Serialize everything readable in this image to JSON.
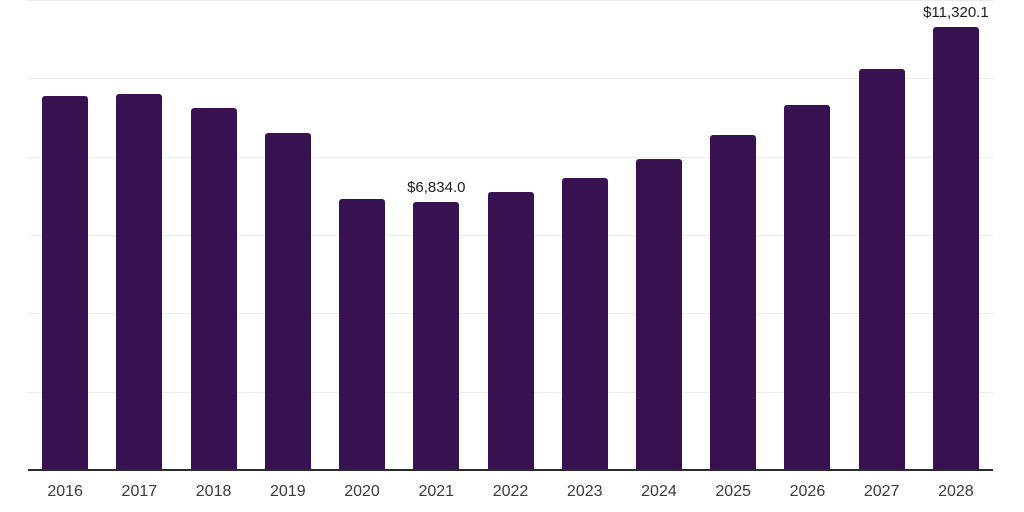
{
  "chart_data": {
    "type": "bar",
    "title": "",
    "xlabel": "",
    "ylabel": "",
    "categories": [
      "2016",
      "2017",
      "2018",
      "2019",
      "2020",
      "2021",
      "2022",
      "2023",
      "2024",
      "2025",
      "2026",
      "2027",
      "2028"
    ],
    "values": [
      9550,
      9600,
      9240,
      8600,
      6930,
      6834.0,
      7090,
      7450,
      7930,
      8550,
      9320,
      10240,
      11320.1
    ],
    "data_labels": {
      "2021": "$6,834.0",
      "2028": "$11,320.1"
    },
    "ylim": [
      0,
      12000
    ],
    "grid": {
      "visible": true,
      "interval": 2000,
      "orientation": "horizontal"
    },
    "legend": "none",
    "colors": {
      "bar": "#371150",
      "axis_line": "#2b2b2b",
      "gridline": "#ececec",
      "tick_label": "#3a3a3a",
      "value_label": "#1d1d1d",
      "background": "#ffffff"
    }
  }
}
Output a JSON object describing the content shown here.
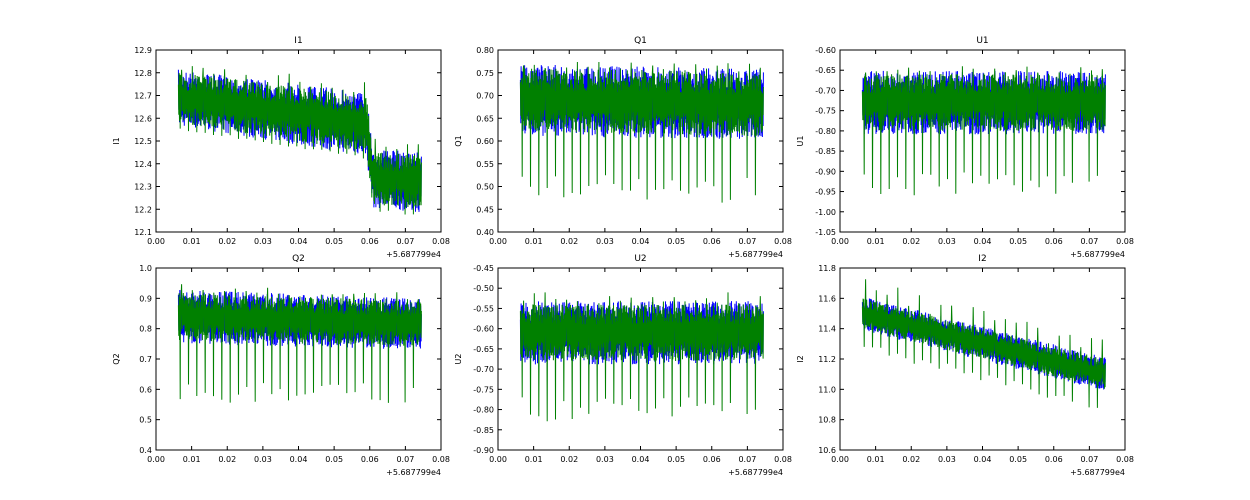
{
  "chart_data": [
    {
      "type": "line",
      "title": "I1",
      "ylabel": "I1",
      "xlim": [
        0,
        0.08
      ],
      "ylim": [
        12.1,
        12.9
      ],
      "xticks": [
        "0.00",
        "0.01",
        "0.02",
        "0.03",
        "0.04",
        "0.05",
        "0.06",
        "0.07",
        "0.08"
      ],
      "yticks": [
        "12.1",
        "12.2",
        "12.3",
        "12.4",
        "12.5",
        "12.6",
        "12.7",
        "12.8",
        "12.9"
      ],
      "x_offset_label": "+5.687799e4",
      "x_range": [
        0.0063,
        0.0745
      ],
      "band": [
        [
          0.0063,
          12.58,
          12.8
        ],
        [
          0.059,
          12.45,
          12.7
        ],
        [
          0.061,
          12.22,
          12.45
        ],
        [
          0.0745,
          12.2,
          12.44
        ]
      ],
      "dip": 0.03,
      "spike": 0.06
    },
    {
      "type": "line",
      "title": "Q1",
      "ylabel": "Q1",
      "xlim": [
        0,
        0.08
      ],
      "ylim": [
        0.4,
        0.8
      ],
      "xticks": [
        "0.00",
        "0.01",
        "0.02",
        "0.03",
        "0.04",
        "0.05",
        "0.06",
        "0.07",
        "0.08"
      ],
      "yticks": [
        "0.40",
        "0.45",
        "0.50",
        "0.55",
        "0.60",
        "0.65",
        "0.70",
        "0.75",
        "0.80"
      ],
      "x_offset_label": "+5.687799e4",
      "x_range": [
        0.0063,
        0.0745
      ],
      "band": [
        [
          0.0063,
          0.62,
          0.76
        ],
        [
          0.0745,
          0.61,
          0.75
        ]
      ],
      "dip": 0.15,
      "spike": 0.02
    },
    {
      "type": "line",
      "title": "U1",
      "ylabel": "U1",
      "xlim": [
        0,
        0.08
      ],
      "ylim": [
        -1.05,
        -0.6
      ],
      "xticks": [
        "0.00",
        "0.01",
        "0.02",
        "0.03",
        "0.04",
        "0.05",
        "0.06",
        "0.07",
        "0.08"
      ],
      "yticks": [
        "-1.05",
        "-1.00",
        "-0.95",
        "-0.90",
        "-0.85",
        "-0.80",
        "-0.75",
        "-0.70",
        "-0.65",
        "-0.60"
      ],
      "x_offset_label": "+5.687799e4",
      "x_range": [
        0.0063,
        0.0745
      ],
      "band": [
        [
          0.0063,
          -0.8,
          -0.66
        ],
        [
          0.0745,
          -0.8,
          -0.66
        ]
      ],
      "dip": 0.16,
      "spike": 0.02
    },
    {
      "type": "line",
      "title": "Q2",
      "ylabel": "Q2",
      "xlim": [
        0,
        0.08
      ],
      "ylim": [
        0.4,
        1.0
      ],
      "xticks": [
        "0.00",
        "0.01",
        "0.02",
        "0.03",
        "0.04",
        "0.05",
        "0.06",
        "0.07",
        "0.08"
      ],
      "yticks": [
        "0.4",
        "0.5",
        "0.6",
        "0.7",
        "0.8",
        "0.9",
        "1.0"
      ],
      "x_offset_label": "+5.687799e4",
      "x_range": [
        0.0063,
        0.0745
      ],
      "band": [
        [
          0.0063,
          0.76,
          0.92
        ],
        [
          0.0745,
          0.74,
          0.89
        ]
      ],
      "dip": 0.2,
      "spike": 0.03
    },
    {
      "type": "line",
      "title": "U2",
      "ylabel": "U2",
      "xlim": [
        0,
        0.08
      ],
      "ylim": [
        -0.9,
        -0.45
      ],
      "xticks": [
        "0.00",
        "0.01",
        "0.02",
        "0.03",
        "0.04",
        "0.05",
        "0.06",
        "0.07",
        "0.08"
      ],
      "yticks": [
        "-0.90",
        "-0.85",
        "-0.80",
        "-0.75",
        "-0.70",
        "-0.65",
        "-0.60",
        "-0.55",
        "-0.50",
        "-0.45"
      ],
      "x_offset_label": "+5.687799e4",
      "x_range": [
        0.0063,
        0.0745
      ],
      "band": [
        [
          0.0063,
          -0.68,
          -0.54
        ],
        [
          0.0745,
          -0.68,
          -0.54
        ]
      ],
      "dip": 0.15,
      "spike": 0.03
    },
    {
      "type": "line",
      "title": "I2",
      "ylabel": "I2",
      "xlim": [
        0,
        0.08
      ],
      "ylim": [
        10.6,
        11.8
      ],
      "xticks": [
        "0.00",
        "0.01",
        "0.02",
        "0.03",
        "0.04",
        "0.05",
        "0.06",
        "0.07",
        "0.08"
      ],
      "yticks": [
        "10.6",
        "10.8",
        "11.0",
        "11.2",
        "11.4",
        "11.6",
        "11.8"
      ],
      "x_offset_label": "+5.687799e4",
      "x_range": [
        0.0063,
        0.0745
      ],
      "band": [
        [
          0.0063,
          11.4,
          11.6
        ],
        [
          0.0745,
          11.0,
          11.2
        ]
      ],
      "dip": 0.15,
      "spike": 0.14
    }
  ],
  "series": [
    {
      "name": "blue",
      "color": "#0000ff"
    },
    {
      "name": "green",
      "color": "#008000"
    }
  ],
  "segment_breaks": [
    0.0197,
    0.033,
    0.047,
    0.061
  ]
}
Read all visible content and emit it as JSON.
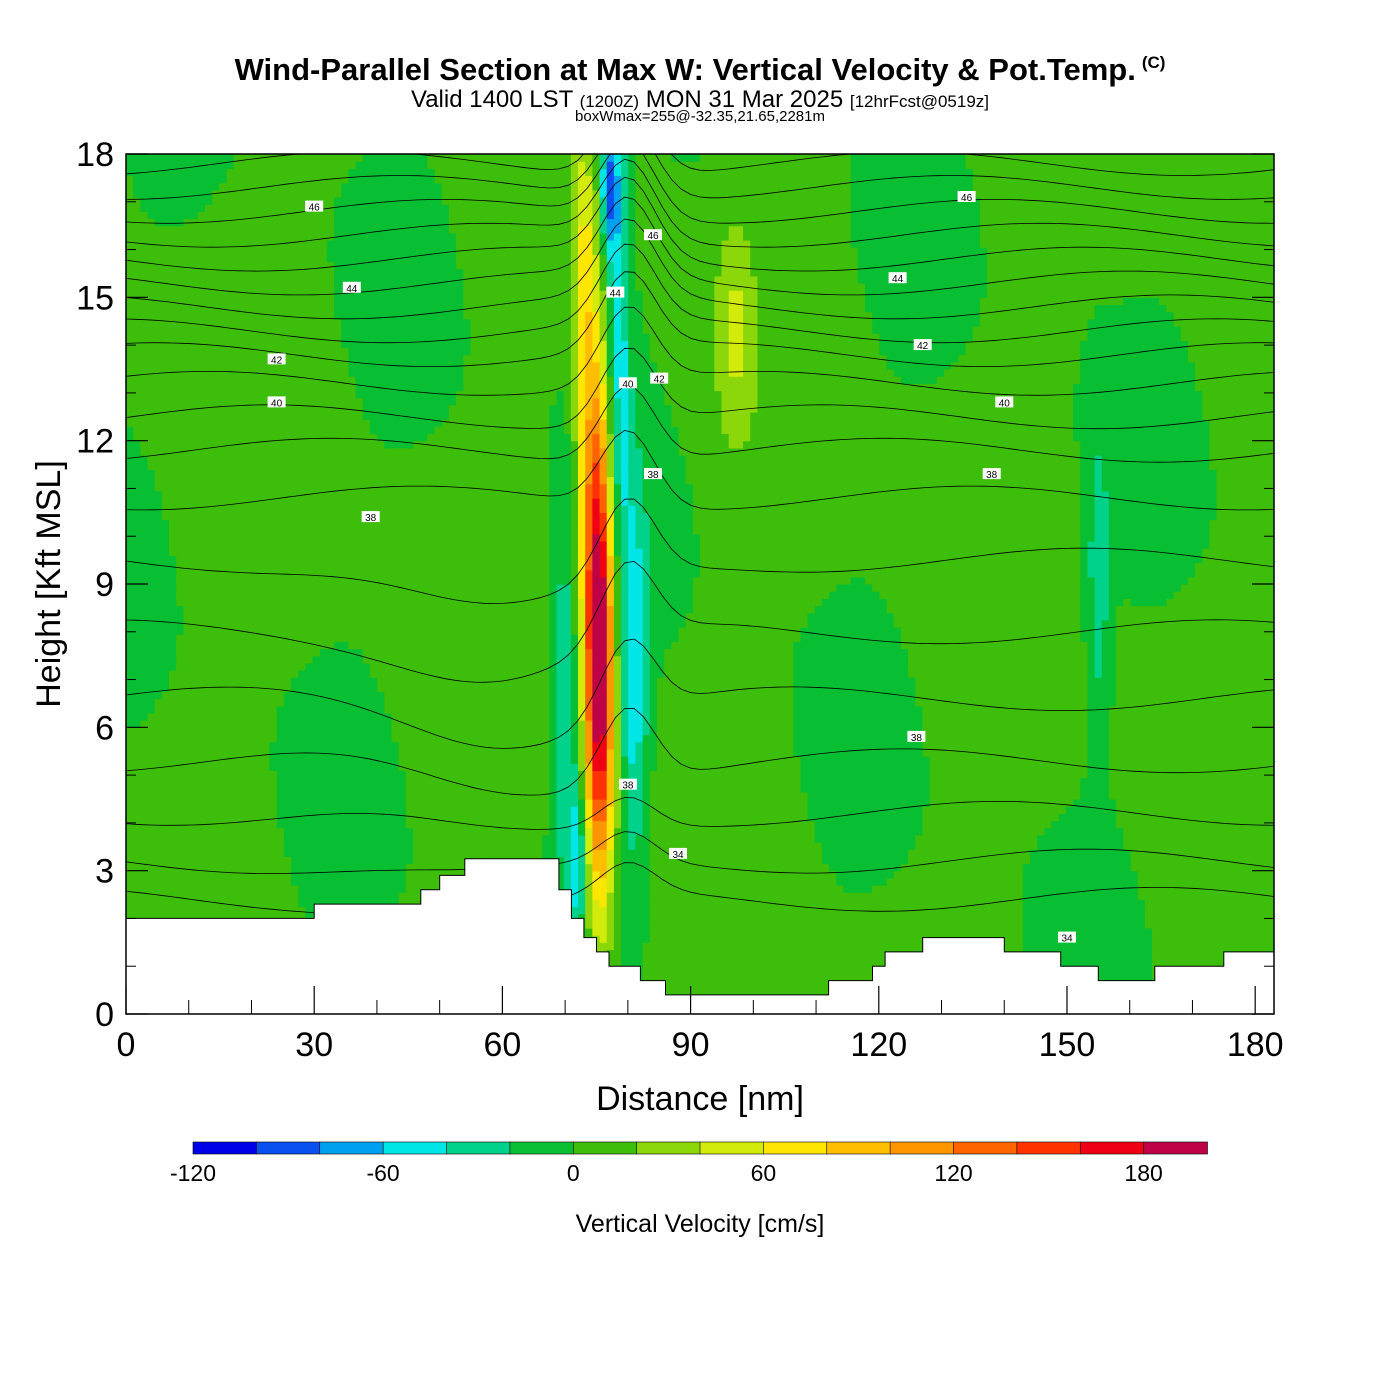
{
  "title": {
    "main": "Wind-Parallel Section at Max W: Vertical Velocity & Pot.Temp.",
    "copyright": "(C)",
    "valid_prefix": "Valid 1400 LST",
    "valid_utc": "(1200Z)",
    "valid_date": "MON 31 Mar 2025",
    "forecast": "[12hrFcst@0519z]",
    "box_info": "boxWmax=255@-32.35,21.65,2281m"
  },
  "chart_data": {
    "type": "heatmap",
    "xlabel": "Distance [nm]",
    "ylabel": "Height [Kft MSL]",
    "xlim": [
      0,
      183
    ],
    "ylim": [
      0,
      18
    ],
    "x_ticks": [
      "0",
      "30",
      "60",
      "90",
      "120",
      "150",
      "180"
    ],
    "x_tick_values": [
      0,
      30,
      60,
      90,
      120,
      150,
      180
    ],
    "y_ticks": [
      "0",
      "3",
      "6",
      "9",
      "12",
      "15",
      "18"
    ],
    "y_tick_values": [
      0,
      3,
      6,
      9,
      12,
      15,
      18
    ],
    "colorbar": {
      "title": "Vertical Velocity [cm/s]",
      "labels": [
        "-120",
        "-60",
        "0",
        "60",
        "120",
        "180"
      ],
      "label_values": [
        -120,
        -60,
        0,
        60,
        120,
        180
      ],
      "range": [
        -120,
        200
      ],
      "step": 20,
      "colors": [
        "#0000e6",
        "#0a50f0",
        "#00a0f0",
        "#00e6e6",
        "#00d28c",
        "#08be32",
        "#3cbe0a",
        "#8cd70a",
        "#d2eb0a",
        "#ffe600",
        "#ffbe00",
        "#ff9600",
        "#ff6400",
        "#ff3200",
        "#f00014",
        "#be0046"
      ]
    },
    "terrain_profile": [
      [
        0,
        2.0
      ],
      [
        30,
        2.0
      ],
      [
        30,
        2.3
      ],
      [
        47,
        2.3
      ],
      [
        47,
        2.6
      ],
      [
        50,
        2.6
      ],
      [
        50,
        2.9
      ],
      [
        54,
        2.9
      ],
      [
        54,
        3.25
      ],
      [
        69,
        3.25
      ],
      [
        69,
        2.6
      ],
      [
        71,
        2.6
      ],
      [
        71,
        2.0
      ],
      [
        73,
        2.0
      ],
      [
        73,
        1.6
      ],
      [
        75,
        1.6
      ],
      [
        75,
        1.3
      ],
      [
        77,
        1.3
      ],
      [
        77,
        1.0
      ],
      [
        82,
        1.0
      ],
      [
        82,
        0.7
      ],
      [
        86,
        0.7
      ],
      [
        86,
        0.4
      ],
      [
        112,
        0.4
      ],
      [
        112,
        0.7
      ],
      [
        119,
        0.7
      ],
      [
        119,
        1.0
      ],
      [
        121,
        1.0
      ],
      [
        121,
        1.3
      ],
      [
        127,
        1.3
      ],
      [
        127,
        1.6
      ],
      [
        140,
        1.6
      ],
      [
        140,
        1.3
      ],
      [
        149,
        1.3
      ],
      [
        149,
        1.0
      ],
      [
        155,
        1.0
      ],
      [
        155,
        0.7
      ],
      [
        164,
        0.7
      ],
      [
        164,
        1.0
      ],
      [
        175,
        1.0
      ],
      [
        175,
        1.3
      ],
      [
        183,
        1.3
      ]
    ],
    "velocity_features": [
      {
        "x": 75.5,
        "y": 7.0,
        "sx": 1.6,
        "sy": 3.2,
        "value": 190
      },
      {
        "x": 74.5,
        "y": 11.0,
        "sx": 1.8,
        "sy": 2.8,
        "value": 80
      },
      {
        "x": 73.0,
        "y": 15.5,
        "sx": 1.3,
        "sy": 2.0,
        "value": 50
      },
      {
        "x": 81.0,
        "y": 7.0,
        "sx": 1.6,
        "sy": 3.0,
        "value": -55
      },
      {
        "x": 78.5,
        "y": 14.5,
        "sx": 1.3,
        "sy": 3.5,
        "value": -55
      },
      {
        "x": 77.0,
        "y": 17.3,
        "sx": 1.0,
        "sy": 1.0,
        "value": -80
      },
      {
        "x": 70.0,
        "y": 6.5,
        "sx": 1.5,
        "sy": 3.0,
        "value": -40
      },
      {
        "x": 72.0,
        "y": 3.3,
        "sx": 1.0,
        "sy": 1.2,
        "value": -55
      },
      {
        "x": 97.0,
        "y": 14.3,
        "sx": 2.0,
        "sy": 1.6,
        "value": 35
      },
      {
        "x": 155.0,
        "y": 9.0,
        "sx": 1.3,
        "sy": 2.3,
        "value": -35
      }
    ],
    "theta_labels": [
      {
        "text": "46",
        "x": 30,
        "y": 16.9
      },
      {
        "text": "44",
        "x": 36,
        "y": 15.2
      },
      {
        "text": "42",
        "x": 24,
        "y": 13.7
      },
      {
        "text": "40",
        "x": 24,
        "y": 12.8
      },
      {
        "text": "38",
        "x": 39,
        "y": 10.4
      },
      {
        "text": "46",
        "x": 84,
        "y": 16.3
      },
      {
        "text": "44",
        "x": 78,
        "y": 15.1
      },
      {
        "text": "42",
        "x": 85,
        "y": 13.3
      },
      {
        "text": "40",
        "x": 80,
        "y": 13.2
      },
      {
        "text": "38",
        "x": 84,
        "y": 11.3
      },
      {
        "text": "38",
        "x": 80,
        "y": 4.8
      },
      {
        "text": "34",
        "x": 88,
        "y": 3.35
      },
      {
        "text": "46",
        "x": 134,
        "y": 17.1
      },
      {
        "text": "44",
        "x": 123,
        "y": 15.4
      },
      {
        "text": "42",
        "x": 127,
        "y": 14.0
      },
      {
        "text": "40",
        "x": 140,
        "y": 12.8
      },
      {
        "text": "38",
        "x": 138,
        "y": 11.3
      },
      {
        "text": "38",
        "x": 126,
        "y": 5.8
      },
      {
        "text": "34",
        "x": 150,
        "y": 1.6
      }
    ]
  }
}
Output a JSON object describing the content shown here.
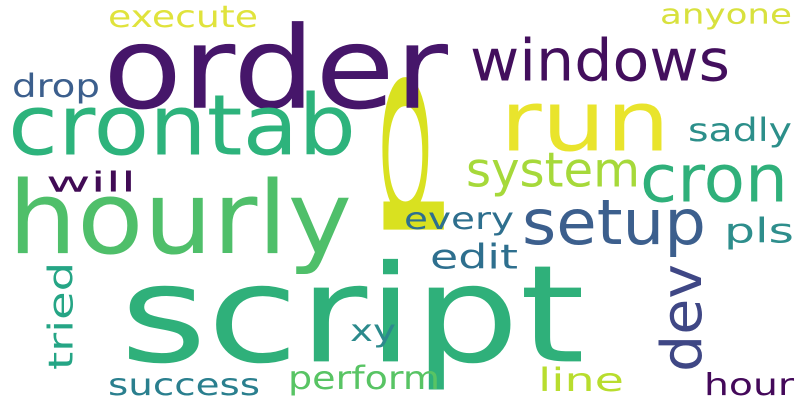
{
  "words": [
    {
      "text": "p",
      "color": "#d9e120",
      "rotated": true
    },
    {
      "text": "order",
      "color": "#46166a",
      "rotated": false
    },
    {
      "text": "script",
      "color": "#2fb07a",
      "rotated": false
    },
    {
      "text": "hourly",
      "color": "#4fbf6a",
      "rotated": false
    },
    {
      "text": "crontab",
      "color": "#2db37c",
      "rotated": false
    },
    {
      "text": "run",
      "color": "#e9e42c",
      "rotated": false
    },
    {
      "text": "windows",
      "color": "#430f5d",
      "rotated": false
    },
    {
      "text": "cron",
      "color": "#2fb07a",
      "rotated": false
    },
    {
      "text": "setup",
      "color": "#3c5f8d",
      "rotated": false
    },
    {
      "text": "system",
      "color": "#a6d93a",
      "rotated": false
    },
    {
      "text": "dev",
      "color": "#3f4785",
      "rotated": true
    },
    {
      "text": "execute",
      "color": "#e0e33c",
      "rotated": false
    },
    {
      "text": "anyone",
      "color": "#d8e13e",
      "rotated": false
    },
    {
      "text": "drop",
      "color": "#3c5f8d",
      "rotated": false
    },
    {
      "text": "sadly",
      "color": "#2c8f8a",
      "rotated": false
    },
    {
      "text": "will",
      "color": "#410b55",
      "rotated": false
    },
    {
      "text": "every",
      "color": "#2e6f8e",
      "rotated": false
    },
    {
      "text": "edit",
      "color": "#2e6f8e",
      "rotated": false
    },
    {
      "text": "pls",
      "color": "#2e8e8c",
      "rotated": false
    },
    {
      "text": "tried",
      "color": "#25a585",
      "rotated": true
    },
    {
      "text": "xy",
      "color": "#2c8a8c",
      "rotated": false
    },
    {
      "text": "success",
      "color": "#2a7f8e",
      "rotated": false
    },
    {
      "text": "perform",
      "color": "#58c464",
      "rotated": false
    },
    {
      "text": "line",
      "color": "#b8dd2e",
      "rotated": false
    },
    {
      "text": "hour",
      "color": "#44095a",
      "rotated": false
    }
  ]
}
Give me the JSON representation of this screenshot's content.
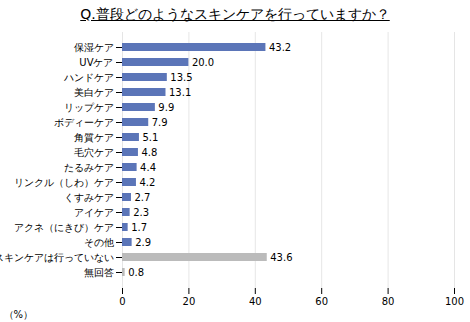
{
  "chart_data": {
    "type": "bar",
    "orientation": "horizontal",
    "title": "Q.普段どのようなスキンケアを行っていますか？",
    "categories": [
      "保湿ケア",
      "UVケア",
      "ハンドケア",
      "美白ケア",
      "リップケア",
      "ボディーケア",
      "角質ケア",
      "毛穴ケア",
      "たるみケア",
      "リンクル（しわ）ケア",
      "くすみケア",
      "アイケア",
      "アクネ（にきび）ケア",
      "その他",
      "スキンケアは行っていない",
      "無回答"
    ],
    "values": [
      43.2,
      20.0,
      13.5,
      13.1,
      9.9,
      7.9,
      5.1,
      4.8,
      4.4,
      4.2,
      2.7,
      2.3,
      1.7,
      2.9,
      43.6,
      0.8
    ],
    "value_labels": [
      "43.2",
      "20.0",
      "13.5",
      "13.1",
      "9.9",
      "7.9",
      "5.1",
      "4.8",
      "4.4",
      "4.2",
      "2.7",
      "2.3",
      "1.7",
      "2.9",
      "43.6",
      "0.8"
    ],
    "colors": [
      "#5B75B8",
      "#5B75B8",
      "#5B75B8",
      "#5B75B8",
      "#5B75B8",
      "#5B75B8",
      "#5B75B8",
      "#5B75B8",
      "#5B75B8",
      "#5B75B8",
      "#5B75B8",
      "#5B75B8",
      "#5B75B8",
      "#5B75B8",
      "#BBBBBB",
      "#BBBBBB"
    ],
    "xlim": [
      0,
      100
    ],
    "xticks": [
      0,
      20,
      40,
      60,
      80,
      100
    ],
    "xlabel": "（%）",
    "grid": true,
    "data_labels": true
  }
}
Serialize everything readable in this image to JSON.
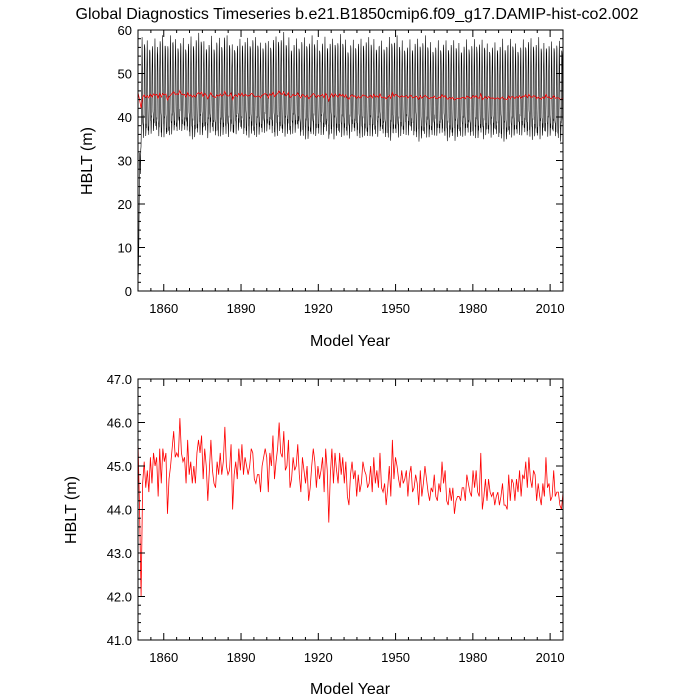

_ _ _

→ **Exercise description**
The copy should begin at the line containing "Give me the" and end at the last line of the data above; please restate those lines word for word without the pictures.

→ **Finished task**
Give me the JSON representation of this screenshot's content.
{
  "chart_data": {
    "type": "bar",
    "orientation": "horizontal",
    "title": "Q.普段どのようなスキンケアを行っていますか？",
    "categories": [
      "保湿ケア",
      "UVケア",
      "ハンドケア",
      "美白ケア",
      "リップケア",
      "ボディーケア",
      "角質ケア",
      "毛穴ケア",
      "たるみケア",
      "リンクル（しわ）ケア",
      "くすみケア",
      "アイケア",
      "アクネ（にきび）ケア",
      "その他",
      "スキンケアは行っていない",
      "無回答"
    ],
    "values": [
      43.2,
      20.0,
      13.5,
      13.1,
      9.9,
      7.9,
      5.1,
      4.8,
      4.4,
      4.2,
      2.7,
      2.3,
      1.7,
      2.9,
      43.6,
      0.8
    ],
    "value_labels": [
      "43.2",
      "20.0",
      "13.5",
      "13.1",
      "9.9",
      "7.9",
      "5.1",
      "4.8",
      "4.4",
      "4.2",
      "2.7",
      "2.3",
      "1.7",
      "2.9",
      "43.6",
      "0.8"
    ],
    "colors": [
      "#5B75B8",
      "#5B75B8",
      "#5B75B8",
      "#5B75B8",
      "#5B75B8",
      "#5B75B8",
      "#5B75B8",
      "#5B75B8",
      "#5B75B8",
      "#5B75B8",
      "#5B75B8",
      "#5B75B8",
      "#5B75B8",
      "#5B75B8",
      "#BBBBBB",
      "#BBBBBB"
    ],
    "xlim": [
      0,
      100
    ],
    "xticks": [
      0,
      20,
      40,
      60,
      80,
      100
    ],
    "xlabel": "（%）",
    "grid": true,
    "data_labels": true
  }
}
Serialize everything readable in this image to JSON.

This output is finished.